> _What the exercise asks_
Where does the string "title" appear in the records? Copy every line that contains it.
-- Start Source data --
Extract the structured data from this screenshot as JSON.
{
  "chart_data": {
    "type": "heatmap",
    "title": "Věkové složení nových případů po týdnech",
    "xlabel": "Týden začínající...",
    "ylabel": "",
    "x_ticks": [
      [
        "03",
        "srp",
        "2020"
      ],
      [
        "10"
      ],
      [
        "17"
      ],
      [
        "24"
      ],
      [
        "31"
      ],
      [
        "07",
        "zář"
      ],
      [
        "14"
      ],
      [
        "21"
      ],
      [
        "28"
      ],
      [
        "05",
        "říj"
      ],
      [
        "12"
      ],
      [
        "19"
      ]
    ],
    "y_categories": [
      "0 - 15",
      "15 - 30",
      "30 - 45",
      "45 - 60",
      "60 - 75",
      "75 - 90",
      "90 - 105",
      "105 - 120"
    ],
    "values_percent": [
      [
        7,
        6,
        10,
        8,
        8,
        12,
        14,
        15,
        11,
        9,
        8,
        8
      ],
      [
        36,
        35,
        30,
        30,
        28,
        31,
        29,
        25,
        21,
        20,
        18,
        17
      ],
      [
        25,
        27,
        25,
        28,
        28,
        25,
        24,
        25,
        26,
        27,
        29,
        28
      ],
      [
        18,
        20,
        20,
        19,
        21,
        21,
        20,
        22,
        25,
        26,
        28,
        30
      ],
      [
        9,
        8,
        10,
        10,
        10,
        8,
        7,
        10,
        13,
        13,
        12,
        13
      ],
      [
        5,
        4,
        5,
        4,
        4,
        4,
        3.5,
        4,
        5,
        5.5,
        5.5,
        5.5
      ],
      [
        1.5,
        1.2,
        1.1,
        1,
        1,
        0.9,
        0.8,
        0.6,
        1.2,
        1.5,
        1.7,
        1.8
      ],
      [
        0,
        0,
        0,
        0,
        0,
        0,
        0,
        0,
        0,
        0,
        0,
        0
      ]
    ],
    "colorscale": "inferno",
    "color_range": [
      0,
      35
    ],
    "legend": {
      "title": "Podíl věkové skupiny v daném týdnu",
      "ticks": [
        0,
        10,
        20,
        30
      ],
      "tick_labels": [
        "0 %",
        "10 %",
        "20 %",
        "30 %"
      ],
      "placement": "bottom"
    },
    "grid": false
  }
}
-- End Source data --
> _Response_
    "title": "Věkové složení nových případů po týdnech",
      "title": "Podíl věkové skupiny v daném týdnu",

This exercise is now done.